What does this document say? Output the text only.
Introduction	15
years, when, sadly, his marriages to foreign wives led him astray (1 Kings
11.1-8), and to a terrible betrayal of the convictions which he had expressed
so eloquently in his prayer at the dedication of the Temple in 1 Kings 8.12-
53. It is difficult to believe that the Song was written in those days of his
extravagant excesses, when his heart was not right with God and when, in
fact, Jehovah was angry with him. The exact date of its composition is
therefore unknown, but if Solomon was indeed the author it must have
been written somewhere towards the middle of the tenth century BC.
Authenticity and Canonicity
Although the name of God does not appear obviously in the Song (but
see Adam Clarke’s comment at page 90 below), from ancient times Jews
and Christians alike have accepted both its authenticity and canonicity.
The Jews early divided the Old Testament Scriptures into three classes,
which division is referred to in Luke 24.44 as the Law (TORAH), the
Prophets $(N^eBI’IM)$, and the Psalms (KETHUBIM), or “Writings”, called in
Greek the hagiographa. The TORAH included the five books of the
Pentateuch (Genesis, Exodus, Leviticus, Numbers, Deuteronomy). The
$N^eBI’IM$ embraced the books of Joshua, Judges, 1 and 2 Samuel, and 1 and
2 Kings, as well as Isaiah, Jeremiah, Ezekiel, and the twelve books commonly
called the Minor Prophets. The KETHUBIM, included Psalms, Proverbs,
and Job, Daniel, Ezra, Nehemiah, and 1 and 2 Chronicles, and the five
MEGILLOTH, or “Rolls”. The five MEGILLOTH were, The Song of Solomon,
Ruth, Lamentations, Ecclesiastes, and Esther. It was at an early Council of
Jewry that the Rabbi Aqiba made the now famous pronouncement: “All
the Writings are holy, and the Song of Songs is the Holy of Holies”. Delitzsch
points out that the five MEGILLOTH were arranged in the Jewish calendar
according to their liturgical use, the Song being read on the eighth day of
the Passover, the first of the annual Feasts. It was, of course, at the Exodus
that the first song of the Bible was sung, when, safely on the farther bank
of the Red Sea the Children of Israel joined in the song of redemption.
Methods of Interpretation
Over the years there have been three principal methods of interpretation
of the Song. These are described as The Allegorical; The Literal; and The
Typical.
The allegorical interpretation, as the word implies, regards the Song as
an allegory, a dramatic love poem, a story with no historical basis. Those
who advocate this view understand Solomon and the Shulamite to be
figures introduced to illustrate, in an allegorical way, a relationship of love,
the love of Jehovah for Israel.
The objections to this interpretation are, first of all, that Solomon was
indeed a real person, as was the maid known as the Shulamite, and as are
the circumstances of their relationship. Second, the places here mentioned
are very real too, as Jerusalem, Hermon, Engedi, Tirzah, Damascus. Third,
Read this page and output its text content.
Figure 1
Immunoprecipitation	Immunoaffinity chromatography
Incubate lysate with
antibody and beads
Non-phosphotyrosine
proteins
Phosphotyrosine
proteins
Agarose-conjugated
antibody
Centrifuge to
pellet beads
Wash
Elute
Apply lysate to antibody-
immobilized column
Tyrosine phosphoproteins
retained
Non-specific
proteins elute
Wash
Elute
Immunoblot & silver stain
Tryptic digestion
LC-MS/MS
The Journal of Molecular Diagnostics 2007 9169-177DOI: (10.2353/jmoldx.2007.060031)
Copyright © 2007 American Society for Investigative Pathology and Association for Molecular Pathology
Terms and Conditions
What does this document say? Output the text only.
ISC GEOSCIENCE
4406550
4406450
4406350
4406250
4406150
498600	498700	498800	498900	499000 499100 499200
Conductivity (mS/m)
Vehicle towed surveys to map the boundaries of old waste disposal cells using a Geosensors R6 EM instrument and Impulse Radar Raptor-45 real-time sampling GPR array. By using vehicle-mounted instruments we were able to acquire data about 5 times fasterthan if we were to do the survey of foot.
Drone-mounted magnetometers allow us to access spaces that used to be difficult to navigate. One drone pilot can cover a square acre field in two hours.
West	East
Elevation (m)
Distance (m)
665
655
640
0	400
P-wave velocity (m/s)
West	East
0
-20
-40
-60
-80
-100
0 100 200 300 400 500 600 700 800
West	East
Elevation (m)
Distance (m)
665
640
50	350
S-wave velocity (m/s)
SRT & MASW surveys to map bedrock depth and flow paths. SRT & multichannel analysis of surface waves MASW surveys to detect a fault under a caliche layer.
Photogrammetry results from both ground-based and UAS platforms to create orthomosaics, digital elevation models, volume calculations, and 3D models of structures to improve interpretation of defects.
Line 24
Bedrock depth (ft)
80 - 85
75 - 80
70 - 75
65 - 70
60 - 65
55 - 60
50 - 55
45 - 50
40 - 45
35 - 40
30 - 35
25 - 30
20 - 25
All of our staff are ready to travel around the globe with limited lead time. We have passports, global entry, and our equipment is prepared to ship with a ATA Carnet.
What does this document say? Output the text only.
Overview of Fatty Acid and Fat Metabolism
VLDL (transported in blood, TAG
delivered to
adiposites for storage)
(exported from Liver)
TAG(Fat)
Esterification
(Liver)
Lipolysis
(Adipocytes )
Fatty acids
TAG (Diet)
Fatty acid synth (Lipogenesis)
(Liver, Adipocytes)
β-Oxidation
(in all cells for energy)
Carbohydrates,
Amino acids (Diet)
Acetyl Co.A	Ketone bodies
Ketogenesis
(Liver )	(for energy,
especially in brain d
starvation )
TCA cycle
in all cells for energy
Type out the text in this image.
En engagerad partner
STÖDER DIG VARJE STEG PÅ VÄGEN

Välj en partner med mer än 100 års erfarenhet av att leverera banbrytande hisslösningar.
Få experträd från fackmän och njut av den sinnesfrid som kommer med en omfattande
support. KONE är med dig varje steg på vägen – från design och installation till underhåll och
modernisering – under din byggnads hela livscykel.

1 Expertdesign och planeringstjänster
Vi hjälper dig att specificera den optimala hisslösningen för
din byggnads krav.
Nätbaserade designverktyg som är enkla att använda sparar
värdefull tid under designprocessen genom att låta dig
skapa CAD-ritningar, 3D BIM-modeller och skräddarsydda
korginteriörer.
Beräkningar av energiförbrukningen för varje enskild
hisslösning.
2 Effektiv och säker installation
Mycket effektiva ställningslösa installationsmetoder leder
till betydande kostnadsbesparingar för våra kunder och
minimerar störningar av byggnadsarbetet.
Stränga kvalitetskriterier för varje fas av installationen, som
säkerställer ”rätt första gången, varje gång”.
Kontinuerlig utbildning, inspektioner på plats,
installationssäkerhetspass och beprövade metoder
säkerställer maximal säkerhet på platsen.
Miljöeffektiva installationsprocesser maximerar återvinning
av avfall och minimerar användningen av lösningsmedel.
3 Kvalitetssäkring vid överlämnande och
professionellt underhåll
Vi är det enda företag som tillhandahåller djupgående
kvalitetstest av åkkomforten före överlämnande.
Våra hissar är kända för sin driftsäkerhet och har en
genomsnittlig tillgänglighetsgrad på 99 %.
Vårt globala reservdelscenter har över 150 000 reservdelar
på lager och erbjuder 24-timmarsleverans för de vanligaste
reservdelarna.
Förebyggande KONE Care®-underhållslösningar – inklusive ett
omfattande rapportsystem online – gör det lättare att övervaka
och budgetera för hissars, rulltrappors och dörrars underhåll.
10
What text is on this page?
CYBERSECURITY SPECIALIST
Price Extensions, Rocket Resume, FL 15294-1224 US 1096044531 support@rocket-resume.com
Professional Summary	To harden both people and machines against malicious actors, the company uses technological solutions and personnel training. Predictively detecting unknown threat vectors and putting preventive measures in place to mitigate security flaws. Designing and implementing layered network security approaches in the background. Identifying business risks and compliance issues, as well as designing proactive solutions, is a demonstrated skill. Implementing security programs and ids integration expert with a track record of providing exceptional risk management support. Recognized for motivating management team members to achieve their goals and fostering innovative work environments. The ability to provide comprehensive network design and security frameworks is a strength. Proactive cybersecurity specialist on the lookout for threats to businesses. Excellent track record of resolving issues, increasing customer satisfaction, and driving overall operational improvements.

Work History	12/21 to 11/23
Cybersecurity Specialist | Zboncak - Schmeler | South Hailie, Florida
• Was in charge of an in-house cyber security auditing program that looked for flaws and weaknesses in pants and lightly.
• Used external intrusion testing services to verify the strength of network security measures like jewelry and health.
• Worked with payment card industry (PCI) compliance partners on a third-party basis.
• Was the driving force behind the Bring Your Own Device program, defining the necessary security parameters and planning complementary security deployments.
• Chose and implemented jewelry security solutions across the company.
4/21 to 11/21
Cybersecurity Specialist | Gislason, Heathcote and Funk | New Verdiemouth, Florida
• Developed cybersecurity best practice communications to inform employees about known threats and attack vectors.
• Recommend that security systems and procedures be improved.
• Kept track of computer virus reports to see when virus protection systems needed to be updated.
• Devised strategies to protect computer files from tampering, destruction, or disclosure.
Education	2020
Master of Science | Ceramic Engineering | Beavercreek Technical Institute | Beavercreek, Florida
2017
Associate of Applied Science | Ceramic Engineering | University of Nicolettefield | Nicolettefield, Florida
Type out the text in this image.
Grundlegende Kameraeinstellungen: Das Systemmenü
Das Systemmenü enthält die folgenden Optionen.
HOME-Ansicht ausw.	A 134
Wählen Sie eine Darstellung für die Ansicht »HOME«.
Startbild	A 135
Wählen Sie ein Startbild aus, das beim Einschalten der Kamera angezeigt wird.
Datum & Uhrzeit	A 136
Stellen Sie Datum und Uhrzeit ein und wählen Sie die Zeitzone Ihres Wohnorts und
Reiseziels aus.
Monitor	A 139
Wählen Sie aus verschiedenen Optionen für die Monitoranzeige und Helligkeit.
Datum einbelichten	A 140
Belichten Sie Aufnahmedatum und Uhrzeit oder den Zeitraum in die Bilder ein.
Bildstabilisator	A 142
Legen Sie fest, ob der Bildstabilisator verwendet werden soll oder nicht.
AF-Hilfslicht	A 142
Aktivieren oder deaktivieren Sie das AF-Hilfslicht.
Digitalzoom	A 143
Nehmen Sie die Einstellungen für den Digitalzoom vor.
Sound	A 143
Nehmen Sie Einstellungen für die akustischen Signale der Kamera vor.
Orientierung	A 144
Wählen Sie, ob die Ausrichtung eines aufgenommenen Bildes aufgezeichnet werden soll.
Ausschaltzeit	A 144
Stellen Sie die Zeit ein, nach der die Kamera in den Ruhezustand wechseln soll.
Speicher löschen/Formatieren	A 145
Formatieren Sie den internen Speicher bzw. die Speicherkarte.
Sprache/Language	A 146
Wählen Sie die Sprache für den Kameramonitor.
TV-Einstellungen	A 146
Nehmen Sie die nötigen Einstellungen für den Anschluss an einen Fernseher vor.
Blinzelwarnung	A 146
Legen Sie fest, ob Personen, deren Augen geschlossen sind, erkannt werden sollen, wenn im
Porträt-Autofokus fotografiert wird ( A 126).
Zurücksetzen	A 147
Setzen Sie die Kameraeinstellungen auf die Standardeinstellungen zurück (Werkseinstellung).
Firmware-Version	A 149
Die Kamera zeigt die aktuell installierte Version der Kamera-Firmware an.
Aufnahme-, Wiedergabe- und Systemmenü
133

What the task asks ::
Across all the lines of the data, count those that include the word "energy" and reply with that number only.

Answer for the task ::
3